:: Materials provided

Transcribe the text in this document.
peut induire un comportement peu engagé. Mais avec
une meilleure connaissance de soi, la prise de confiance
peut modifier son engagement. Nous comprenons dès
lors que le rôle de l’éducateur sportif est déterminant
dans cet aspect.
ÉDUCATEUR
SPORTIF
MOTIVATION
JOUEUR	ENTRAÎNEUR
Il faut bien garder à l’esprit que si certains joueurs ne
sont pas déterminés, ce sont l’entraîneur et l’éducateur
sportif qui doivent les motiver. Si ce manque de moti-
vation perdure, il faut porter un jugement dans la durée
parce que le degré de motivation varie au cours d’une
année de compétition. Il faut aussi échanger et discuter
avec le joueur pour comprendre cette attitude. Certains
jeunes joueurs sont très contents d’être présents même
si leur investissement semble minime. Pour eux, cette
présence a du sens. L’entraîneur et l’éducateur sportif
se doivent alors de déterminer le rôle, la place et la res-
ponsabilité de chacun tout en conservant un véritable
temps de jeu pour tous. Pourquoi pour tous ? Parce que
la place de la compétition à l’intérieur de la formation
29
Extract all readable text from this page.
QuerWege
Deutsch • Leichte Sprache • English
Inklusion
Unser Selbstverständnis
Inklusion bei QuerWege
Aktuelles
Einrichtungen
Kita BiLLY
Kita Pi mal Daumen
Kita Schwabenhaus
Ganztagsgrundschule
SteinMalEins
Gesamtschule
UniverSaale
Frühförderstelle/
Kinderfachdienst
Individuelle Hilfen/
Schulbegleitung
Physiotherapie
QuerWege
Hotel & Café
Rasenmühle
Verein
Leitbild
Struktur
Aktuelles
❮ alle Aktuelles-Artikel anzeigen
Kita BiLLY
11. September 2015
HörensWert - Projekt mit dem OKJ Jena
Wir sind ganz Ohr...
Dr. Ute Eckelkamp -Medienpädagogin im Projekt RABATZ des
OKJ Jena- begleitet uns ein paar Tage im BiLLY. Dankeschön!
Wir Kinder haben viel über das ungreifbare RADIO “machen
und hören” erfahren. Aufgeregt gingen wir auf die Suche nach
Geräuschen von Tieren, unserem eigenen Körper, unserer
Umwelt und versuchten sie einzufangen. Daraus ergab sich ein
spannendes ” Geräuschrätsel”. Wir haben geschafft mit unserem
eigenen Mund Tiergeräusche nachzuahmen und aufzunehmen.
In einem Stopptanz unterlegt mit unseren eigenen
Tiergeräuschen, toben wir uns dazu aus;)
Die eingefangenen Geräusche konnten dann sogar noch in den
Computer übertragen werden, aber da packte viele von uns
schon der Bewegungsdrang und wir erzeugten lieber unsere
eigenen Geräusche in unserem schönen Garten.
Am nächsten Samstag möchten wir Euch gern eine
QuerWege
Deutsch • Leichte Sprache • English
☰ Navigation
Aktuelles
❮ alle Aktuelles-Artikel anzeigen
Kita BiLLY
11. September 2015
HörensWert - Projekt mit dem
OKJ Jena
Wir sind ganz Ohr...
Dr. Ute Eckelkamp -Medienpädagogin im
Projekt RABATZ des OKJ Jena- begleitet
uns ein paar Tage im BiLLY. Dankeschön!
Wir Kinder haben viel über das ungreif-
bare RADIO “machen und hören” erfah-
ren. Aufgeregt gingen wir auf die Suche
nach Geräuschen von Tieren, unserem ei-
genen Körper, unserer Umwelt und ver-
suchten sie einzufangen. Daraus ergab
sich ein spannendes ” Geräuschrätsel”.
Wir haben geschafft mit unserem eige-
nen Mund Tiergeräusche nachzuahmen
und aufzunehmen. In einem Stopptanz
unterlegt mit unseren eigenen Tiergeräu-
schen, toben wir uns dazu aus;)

::::
:: Materials provided

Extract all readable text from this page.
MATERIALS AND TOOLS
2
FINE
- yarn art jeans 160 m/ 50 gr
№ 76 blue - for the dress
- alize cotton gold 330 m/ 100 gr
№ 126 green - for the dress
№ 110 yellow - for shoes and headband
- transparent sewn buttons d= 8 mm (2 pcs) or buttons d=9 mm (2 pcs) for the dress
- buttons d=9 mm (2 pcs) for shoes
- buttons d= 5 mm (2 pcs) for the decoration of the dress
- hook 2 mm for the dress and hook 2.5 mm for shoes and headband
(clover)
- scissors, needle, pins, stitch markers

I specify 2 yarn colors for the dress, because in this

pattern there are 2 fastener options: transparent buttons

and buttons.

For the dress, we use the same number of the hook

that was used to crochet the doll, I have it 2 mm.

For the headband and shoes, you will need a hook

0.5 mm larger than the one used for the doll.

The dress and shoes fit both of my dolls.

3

::::

Pull every line containing "begleitet" from the material above.

OKJ Jena- begleitet uns ein paar Tage im BiLLY. Dankeschön!
Projekt RABATZ des OKJ Jena- begleitet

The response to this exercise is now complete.